BEGIN Records for processing

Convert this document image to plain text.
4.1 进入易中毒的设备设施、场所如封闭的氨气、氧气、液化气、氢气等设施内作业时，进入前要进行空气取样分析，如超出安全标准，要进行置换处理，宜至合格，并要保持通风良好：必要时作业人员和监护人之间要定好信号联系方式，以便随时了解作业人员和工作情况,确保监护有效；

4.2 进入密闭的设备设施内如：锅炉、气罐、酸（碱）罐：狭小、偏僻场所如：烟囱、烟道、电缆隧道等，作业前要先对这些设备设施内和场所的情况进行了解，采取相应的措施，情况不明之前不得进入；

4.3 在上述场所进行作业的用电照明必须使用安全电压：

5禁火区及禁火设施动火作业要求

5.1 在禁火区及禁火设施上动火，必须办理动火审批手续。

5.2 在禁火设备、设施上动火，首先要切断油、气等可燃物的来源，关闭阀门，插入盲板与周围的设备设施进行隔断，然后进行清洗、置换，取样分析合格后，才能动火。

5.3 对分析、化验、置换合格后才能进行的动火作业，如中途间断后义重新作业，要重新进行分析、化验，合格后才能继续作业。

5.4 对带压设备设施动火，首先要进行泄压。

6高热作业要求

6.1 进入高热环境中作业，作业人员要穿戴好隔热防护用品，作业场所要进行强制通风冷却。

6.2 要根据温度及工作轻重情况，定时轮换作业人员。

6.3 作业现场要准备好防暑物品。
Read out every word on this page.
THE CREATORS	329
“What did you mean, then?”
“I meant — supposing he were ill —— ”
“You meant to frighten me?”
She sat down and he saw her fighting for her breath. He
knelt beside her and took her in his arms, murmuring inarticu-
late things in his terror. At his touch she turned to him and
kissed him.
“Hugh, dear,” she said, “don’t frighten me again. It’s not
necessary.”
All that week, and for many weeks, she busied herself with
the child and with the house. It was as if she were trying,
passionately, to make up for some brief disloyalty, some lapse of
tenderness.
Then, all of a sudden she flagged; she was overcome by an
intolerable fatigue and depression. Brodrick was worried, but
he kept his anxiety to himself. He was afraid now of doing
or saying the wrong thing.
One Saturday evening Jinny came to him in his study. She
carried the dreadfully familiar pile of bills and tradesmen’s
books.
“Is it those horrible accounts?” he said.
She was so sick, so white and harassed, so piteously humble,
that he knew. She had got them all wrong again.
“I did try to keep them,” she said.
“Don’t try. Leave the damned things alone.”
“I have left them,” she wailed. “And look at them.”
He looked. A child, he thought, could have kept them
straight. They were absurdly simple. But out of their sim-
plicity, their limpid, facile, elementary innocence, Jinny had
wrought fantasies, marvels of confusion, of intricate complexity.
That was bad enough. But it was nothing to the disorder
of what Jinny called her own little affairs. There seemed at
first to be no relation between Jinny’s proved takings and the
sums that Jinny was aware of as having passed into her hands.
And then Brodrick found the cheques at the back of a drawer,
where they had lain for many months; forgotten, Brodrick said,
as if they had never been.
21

END Records for processing

Given task:
Using the material above, extract the line that contains "Read out every word on this page." and every line after it, exactly as given; stop at the last line.

Expected answer:
Read out every word on this page.
THE CREATORS	329
“What did you mean, then?”
“I meant — supposing he were ill —— ”
“You meant to frighten me?”
She sat down and he saw her fighting for her breath. He
knelt beside her and took her in his arms, murmuring inarticu-
late things in his terror. At his touch she turned to him and
kissed him.
“Hugh, dear,” she said, “don’t frighten me again. It’s not
necessary.”
All that week, and for many weeks, she busied herself with
the child and with the house. It was as if she were trying,
passionately, to make up for some brief disloyalty, some lapse of
tenderness.
Then, all of a sudden she flagged; she was overcome by an
intolerable fatigue and depression. Brodrick was worried, but
he kept his anxiety to himself. He was afraid now of doing
or saying the wrong thing.
One Saturday evening Jinny came to him in his study. She
carried the dreadfully familiar pile of bills and tradesmen’s
books.
“Is it those horrible accounts?” he said.
She was so sick, so white and harassed, so piteously humble,
that he knew. She had got them all wrong again.
“I did try to keep them,” she said.
“Don’t try. Leave the damned things alone.”
“I have left them,” she wailed. “And look at them.”
He looked. A child, he thought, could have kept them
straight. They were absurdly simple. But out of their sim-
plicity, their limpid, facile, elementary innocence, Jinny had
wrought fantasies, marvels of confusion, of intricate complexity.
That was bad enough. But it was nothing to the disorder
of what Jinny called her own little affairs. There seemed at
first to be no relation between Jinny’s proved takings and the
sums that Jinny was aware of as having passed into her hands.
And then Brodrick found the cheques at the back of a drawer,
where they had lain for many months; forgotten, Brodrick said,
as if they had never been.
21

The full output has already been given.